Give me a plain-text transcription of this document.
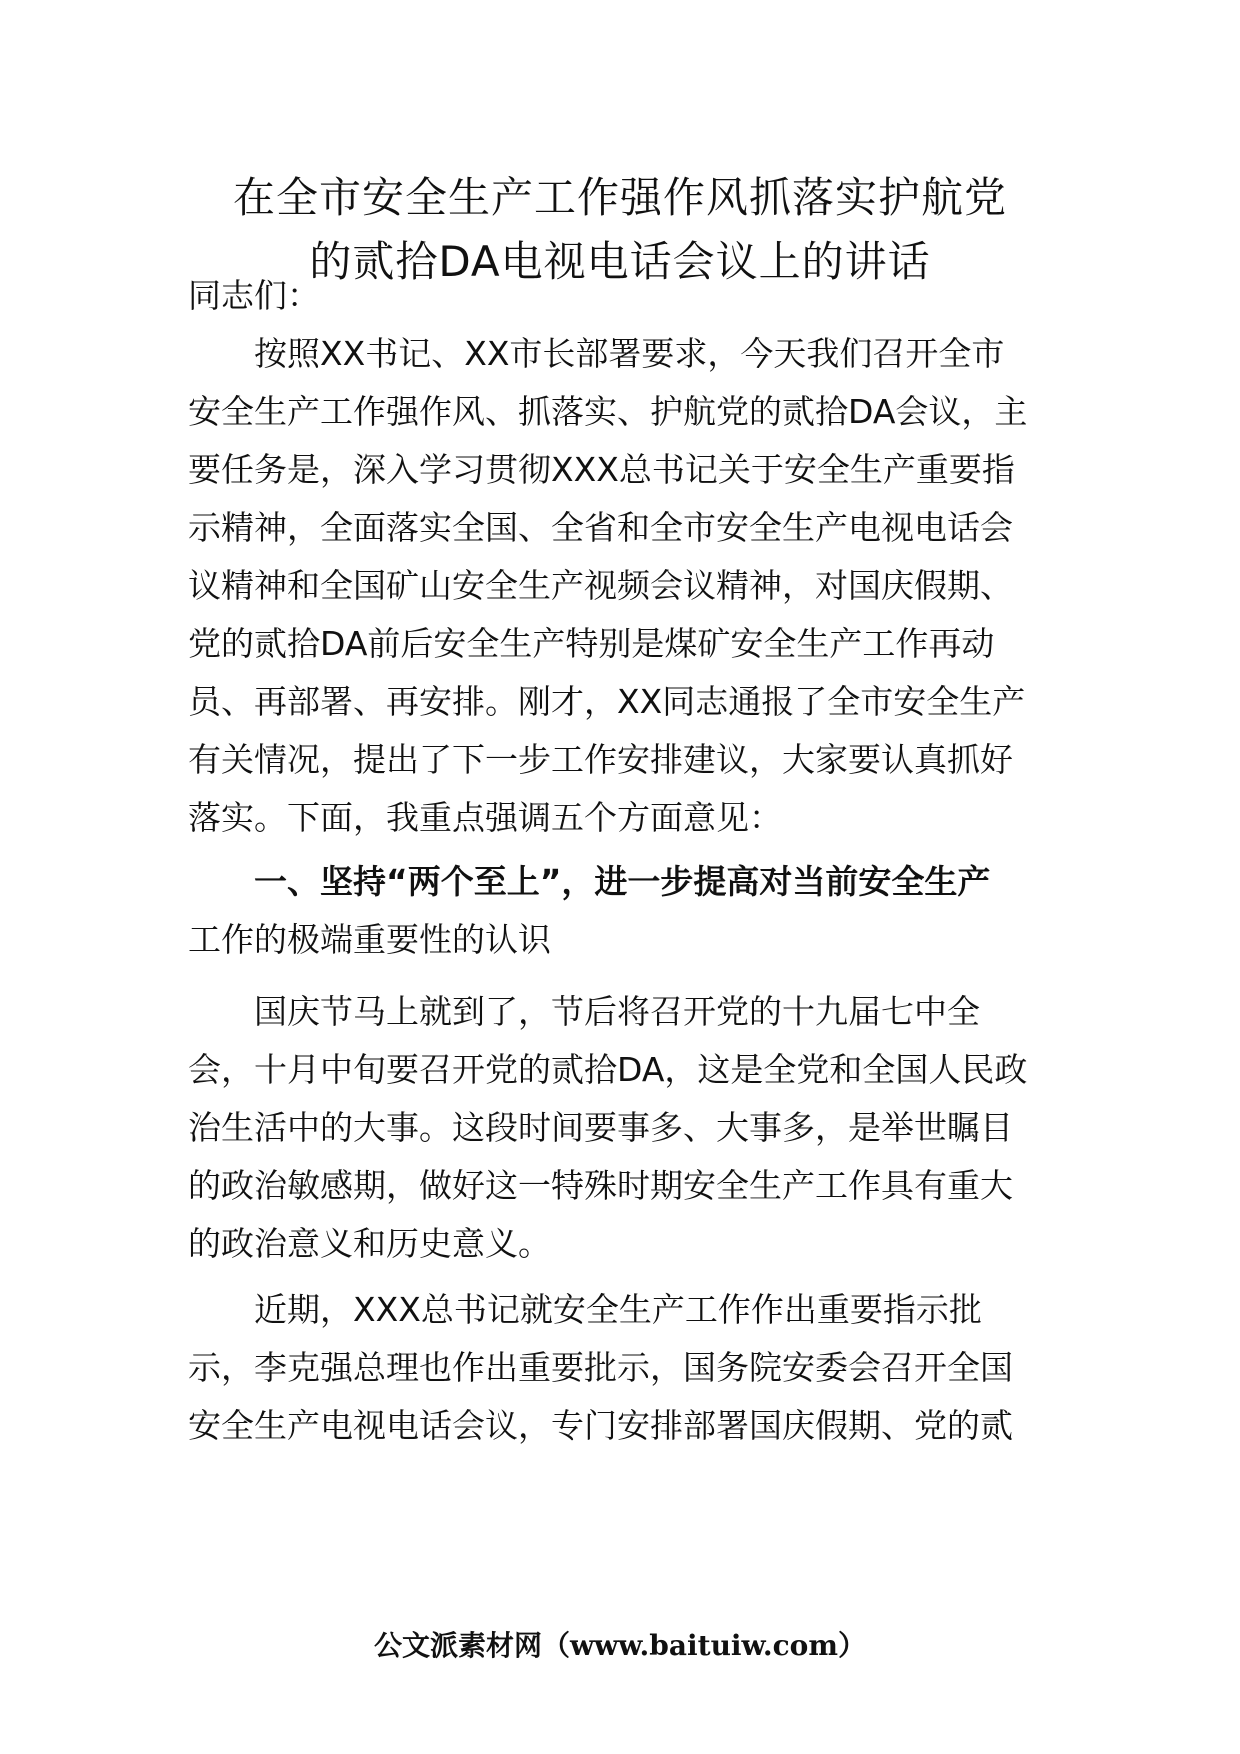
在全市安全生产工作强作风抓落实护航党
的贰拾DA电视电话会议上的讲话
同志们：
按照XX书记、XX市长部署要求，今天我们召开全市
安全生产工作强作风、抓落实、护航党的贰拾DA会议，主
要任务是，深入学习贯彻XXX总书记关于安全生产重要指
示精神，全面落实全国、全省和全市安全生产电视电话会
议精神和全国矿山安全生产视频会议精神，对国庆假期、
党的贰拾DA前后安全生产特别是煤矿安全生产工作再动
员、再部署、再安排。刚才，XX同志通报了全市安全生产
有关情况，提出了下一步工作安排建议，大家要认真抓好
落实。下面，我重点强调五个方面意见：
一、坚持“两个至上”，进一步提高对当前安全生产
工作的极端重要性的认识
国庆节马上就到了，节后将召开党的十九届七中全
会，十月中旬要召开党的贰拾DA，这是全党和全国人民政
治生活中的大事。这段时间要事多、大事多，是举世瞩目
的政治敏感期，做好这一特殊时期安全生产工作具有重大
的政治意义和历史意义。
近期，XXX总书记就安全生产工作作出重要指示批
示，李克强总理也作出重要批示，国务院安委会召开全国
安全生产电视电话会议，专门安排部署国庆假期、党的贰
公文派素材网（www.baituiw.com）
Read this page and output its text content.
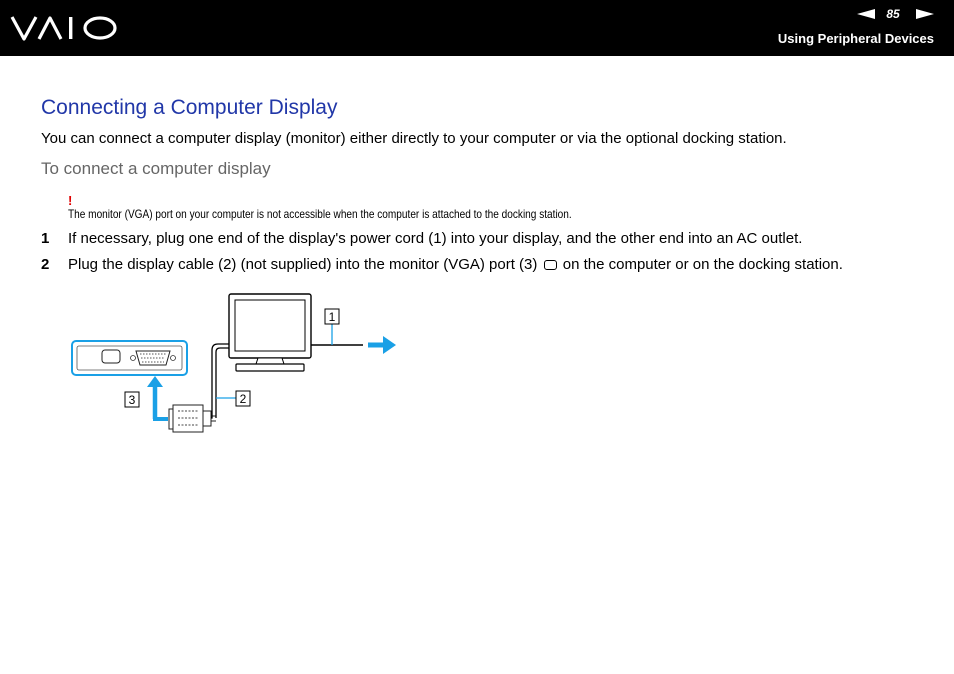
85
Using Peripheral Devices
Connecting a Computer Display

You can connect a computer display (monitor) either directly to your computer or via the optional docking station.

To connect a computer display
!
The monitor (VGA) port on your computer is not accessible when the computer is attached to the docking station.
1 If necessary, plug one end of the display's power cord (1) into your display, and the other end into an AC outlet.
2 Plug the display cable (2) (not supplied) into the monitor (VGA) port (3) on the computer or on the docking station.
3	2
1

┄┄┄┄┄┄┄┄┄┄

Omit every image. Quote each record exactly.

**Final result**.
Give me a plain-text transcription of this document.
在全市安全生产工作强作风抓落实护航党
的贰拾DA电视电话会议上的讲话
同志们：
按照XX书记、XX市长部署要求，今天我们召开全市
安全生产工作强作风、抓落实、护航党的贰拾DA会议，主
要任务是，深入学习贯彻XXX总书记关于安全生产重要指
示精神，全面落实全国、全省和全市安全生产电视电话会
议精神和全国矿山安全生产视频会议精神，对国庆假期、
党的贰拾DA前后安全生产特别是煤矿安全生产工作再动
员、再部署、再安排。刚才，XX同志通报了全市安全生产
有关情况，提出了下一步工作安排建议，大家要认真抓好
落实。下面，我重点强调五个方面意见：
一、坚持“两个至上”，进一步提高对当前安全生产
工作的极端重要性的认识
国庆节马上就到了，节后将召开党的十九届七中全
会，十月中旬要召开党的贰拾DA，这是全党和全国人民政
治生活中的大事。这段时间要事多、大事多，是举世瞩目
的政治敏感期，做好这一特殊时期安全生产工作具有重大
的政治意义和历史意义。
近期，XXX总书记就安全生产工作作出重要指示批
示，李克强总理也作出重要批示，国务院安委会召开全国
安全生产电视电话会议，专门安排部署国庆假期、党的贰
公文派素材网（www.baituiw.com）
Read this page and output its text content.
85
Using Peripheral Devices
Connecting a Computer Display

You can connect a computer display (monitor) either directly to your computer or via the optional docking station.

To connect a computer display
!
The monitor (VGA) port on your computer is not accessible when the computer is attached to the docking station.
1 If necessary, plug one end of the display's power cord (1) into your display, and the other end into an AC outlet.
2 Plug the display cable (2) (not supplied) into the monitor (VGA) port (3) on the computer or on the docking station.
3	2
1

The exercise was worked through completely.